Description of the task — Please repeat the records word for word, from the line with "side-label: 文化视点: [4, 330, 12, 356]" up to and including the line with "89, 217, 127]".

--- Start of Given records ---

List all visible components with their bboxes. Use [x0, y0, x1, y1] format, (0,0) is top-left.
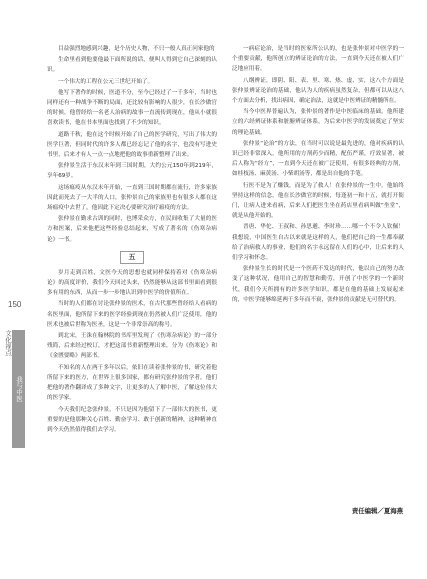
side-label: 文化视点: [4, 330, 12, 356]
right-column: [232, 44, 404, 306]
paragraph: 他写下著作的时候，医道不分，至今已经过了一千多年，当时也同样还有一种战争不断的局面，还比较有影响的人很少，在长沙做官的时候，他曾经给一名老人治病的故事一直流传到现在，他从小就很喜欢读书，他在书本里面也找到了不少的知识。: [47, 89, 217, 127]
paragraph: 今天我们纪念张仲景，不只是因为他留下了一部伟大的医书，更重要的是他那种关心百姓、勤奋学习、敢于创新的精神，这种精神直到今天仍然值得我们去学习。: [47, 406, 217, 433]
paragraph: 张仲景生活于东汉末年到三国时期，大约公元150年到219年，享年69岁。: [47, 163, 217, 180]
section-number: 五: [120, 251, 144, 264]
paragraph: 一个伟大的工程在公元三世纪开始了。: [58, 78, 154, 85]
paragraph: 张仲景生长的时代是一个医药不发达的时代，他以自己的努力改变了这种状况，他用自己的智慧和勤劳，开创了中医学的一个新时代，我们今天所拥有的许多医学知识，都是在他的基础上发展起来的，中医学能够绵延两千多年而不衰，张仲景的贡献是无可替代的。: [232, 266, 404, 303]
paragraph: 不知名的人在两千多年以后，依旧在读着张仲景的书，研究着他所留下来的医方，在世界上很多国家，都有研究张仲景的学者，他们把他的著作翻译成了多种文字，让更多的人了解中医，了解这位伟大的医学家。: [47, 364, 217, 402]
left-paragraphs-before: [47, 44, 217, 245]
paragraph: 八纲辨证，即阴、阳、表、里、寒、热、虚、实，这八个方面是张仲景辨证论治的基础，他认为人的疾病虽然复杂，但都可以从这八个方面去分析，找出病因，确定治法，这就是中医辨证的精髓所在。: [232, 77, 404, 105]
paragraph: 行医不是为了赚钱，而是为了救人！在张仲景的一生中，他始终坚持这样的信念，他在长沙做官的时候，每逢初一和十五，就打开衙门，让病人进来看病，后来人们把医生坐在药店里看病叫做“坐堂”，就是从他开始的。: [232, 182, 404, 220]
section-marker: [47, 251, 217, 263]
page-number: 150: [8, 300, 22, 309]
paragraph: 这场瘟疫从东汉末年开始，一直到三国时期都在流行，许多家族因此而死去了一大半的人口，张仲景自己的家族里也有很多人都在这场瘟疫中去世了，他因此下定决心要研究治疗瘟疫的方法。: [47, 184, 217, 212]
paragraph: 张仲景在勤求古训的同时，也博采众方，在民间收集了大量的医方和医案，后来他把这些经验总结起来，写成了著名的《伤寒杂病论》一书。: [47, 216, 217, 243]
paragraph: 目益强烈地感到兴趣，是个历史人物，不只一般人真正问家他的: [58, 46, 215, 52]
side-tab: 我与中医: [12, 330, 25, 448]
paragraph: 道路千秋，他在这个时候开始了自己的医学研究，写出了伟大的医学巨著，但同时代的许多人都已经忘记了他的名字，也没有写进史书里，后来才有人一点一点地把他的故事重新整理了出来。: [47, 131, 217, 159]
paragraph: 张仲景“论治”的方法，在当时可以说是最先进的，他对疾病的认识已经非常深入，他所用的方剂药少而精，配伍严谨，疗效显著，被后人称为“经方”，一直到今天还在被广泛使用，有很多经典的方剂，如桂枝汤、麻黄汤、小柴胡汤等，都是出自他的手笔。: [232, 140, 404, 178]
left-column: [47, 44, 217, 436]
editor-credit: 责任编辑／夏海燕: [351, 507, 403, 515]
paragraph: 到北宋，王洙在翰林院的书库里发现了《伤寒杂病论》的一部分残简，后来经过校订，才把这部书重新整理出来，分为《伤寒论》和《金匮要略》两部书。: [47, 333, 217, 360]
paragraph: 当今中医界普遍认为，张仲景的著作是中医临床的基础，他所建立的六经辨证体系和脏腑辨证体系，为后来中医学的发展奠定了坚实的理论基础。: [232, 109, 404, 136]
paragraph: 晋唐、华佗、王叔和、孙思邈、李时珍……哪一个不令人钦佩！我想说，中国医生自古以来就是这样的人，他们把自己的一生都奉献给了治病救人的事业，他们的名字永远留在人们的心中，让后来的人们学习和怀念。: [232, 224, 404, 262]
paragraph: 岁月走到百姓，文医今天的思想也就同样保持着对《伤寒杂病论》的高度评价，我们今天回过头来，仍然能够从这部书里面看到很多有用的东西，从而一步一步地认识到中医学的价值所在。: [47, 269, 217, 297]
left-paragraphs-after: [47, 268, 217, 435]
paragraph: 当时的人们都在讨论张仲景的医术，在古代那些曾经给人看病的名医里面，他所留下来的医学经验到现在仍然被人们广泛使用，他的医术也被后世称为医圣，这是一个非常崇高的称号。: [47, 301, 217, 328]
paragraph: 一病症论治，是当时的医家所公认的，也是张仲景对中医学的一个重要贡献，他所创立的辨证论治的方法，一直到今天还在被人们广泛地应用着。: [232, 46, 404, 73]
paragraph: 生命里看到他要他最下面所说的话，便叫人得到它自己深刻的认识。: [47, 57, 217, 74]
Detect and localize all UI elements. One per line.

--- End of Given records ---

Exercise result —
side-label: 文化视点: [4, 330, 12, 356]
right-column: [232, 44, 404, 306]
paragraph: 他写下著作的时候，医道不分，至今已经过了一千多年，当时也同样还有一种战争不断的局面，还比较有影响的人很少，在长沙做官的时候，他曾经给一名老人治病的故事一直流传到现在，他从小就很喜欢读书，他在书本里面也找到了不少的知识。: [47, 89, 217, 127]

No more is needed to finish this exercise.